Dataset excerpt
::::

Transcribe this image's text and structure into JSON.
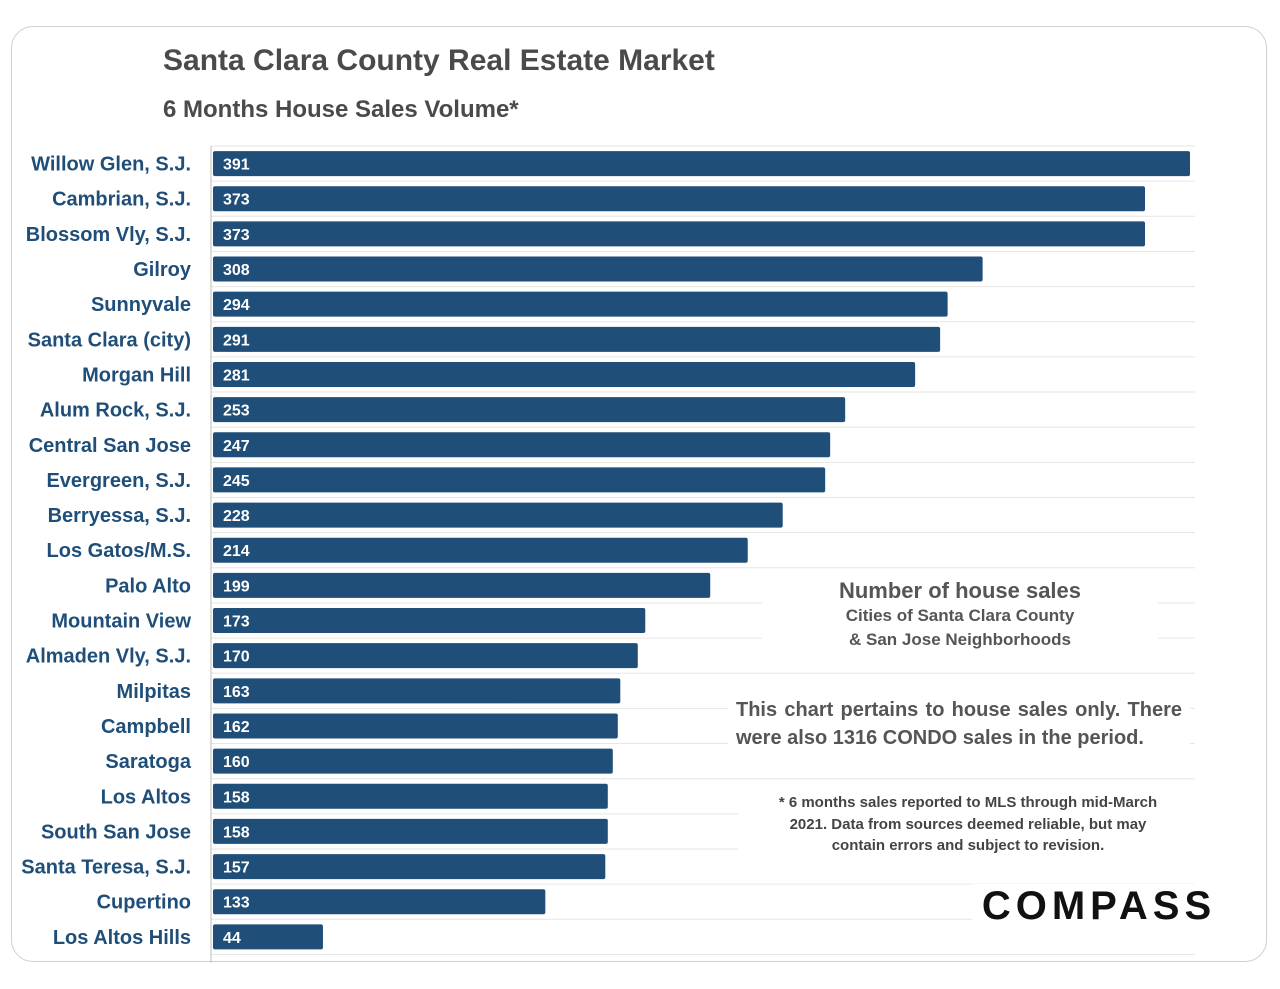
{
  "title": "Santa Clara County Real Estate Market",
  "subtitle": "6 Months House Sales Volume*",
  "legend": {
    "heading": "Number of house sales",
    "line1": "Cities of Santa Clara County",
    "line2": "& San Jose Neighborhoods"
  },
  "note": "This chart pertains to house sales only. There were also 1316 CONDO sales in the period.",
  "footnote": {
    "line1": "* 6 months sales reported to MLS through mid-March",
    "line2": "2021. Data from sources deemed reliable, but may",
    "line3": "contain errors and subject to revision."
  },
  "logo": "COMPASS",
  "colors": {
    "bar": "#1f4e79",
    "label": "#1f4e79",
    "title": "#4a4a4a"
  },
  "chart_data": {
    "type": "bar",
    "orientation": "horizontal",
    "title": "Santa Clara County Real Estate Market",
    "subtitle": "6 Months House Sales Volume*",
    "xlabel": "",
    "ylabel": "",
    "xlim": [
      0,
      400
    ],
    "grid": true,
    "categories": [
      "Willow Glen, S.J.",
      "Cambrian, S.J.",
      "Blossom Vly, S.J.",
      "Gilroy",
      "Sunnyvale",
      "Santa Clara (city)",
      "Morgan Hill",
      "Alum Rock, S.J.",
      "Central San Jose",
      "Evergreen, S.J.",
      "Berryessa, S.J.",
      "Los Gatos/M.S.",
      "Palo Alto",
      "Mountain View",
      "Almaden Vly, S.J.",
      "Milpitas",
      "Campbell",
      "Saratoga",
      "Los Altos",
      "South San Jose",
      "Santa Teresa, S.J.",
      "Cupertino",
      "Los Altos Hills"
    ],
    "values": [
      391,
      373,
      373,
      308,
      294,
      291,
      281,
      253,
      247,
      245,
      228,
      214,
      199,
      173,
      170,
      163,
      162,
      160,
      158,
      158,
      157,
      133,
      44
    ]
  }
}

::::

* [Problem details]: Extract the full listing exactly, with the pictures left out.

* [The solution]:
Transcribe this image's text and structure into JSON.
{
  "title": "Santa Clara County Real Estate Market",
  "subtitle": "6 Months House Sales Volume*",
  "legend": {
    "heading": "Number of house sales",
    "line1": "Cities of Santa Clara County",
    "line2": "& San Jose Neighborhoods"
  },
  "note": "This chart pertains to house sales only. There were also 1316 CONDO sales in the period.",
  "footnote": {
    "line1": "* 6 months sales reported to MLS through mid-March",
    "line2": "2021. Data from sources deemed reliable, but may",
    "line3": "contain errors and subject to revision."
  },
  "logo": "COMPASS",
  "colors": {
    "bar": "#1f4e79",
    "label": "#1f4e79",
    "title": "#4a4a4a"
  },
  "chart_data": {
    "type": "bar",
    "orientation": "horizontal",
    "title": "Santa Clara County Real Estate Market",
    "subtitle": "6 Months House Sales Volume*",
    "xlabel": "",
    "ylabel": "",
    "xlim": [
      0,
      400
    ],
    "grid": true,
    "categories": [
      "Willow Glen, S.J.",
      "Cambrian, S.J.",
      "Blossom Vly, S.J.",
      "Gilroy",
      "Sunnyvale",
      "Santa Clara (city)",
      "Morgan Hill",
      "Alum Rock, S.J.",
      "Central San Jose",
      "Evergreen, S.J.",
      "Berryessa, S.J.",
      "Los Gatos/M.S.",
      "Palo Alto",
      "Mountain View",
      "Almaden Vly, S.J.",
      "Milpitas",
      "Campbell",
      "Saratoga",
      "Los Altos",
      "South San Jose",
      "Santa Teresa, S.J.",
      "Cupertino",
      "Los Altos Hills"
    ],
    "values": [
      391,
      373,
      373,
      308,
      294,
      291,
      281,
      253,
      247,
      245,
      228,
      214,
      199,
      173,
      170,
      163,
      162,
      160,
      158,
      158,
      157,
      133,
      44
    ]
  }
}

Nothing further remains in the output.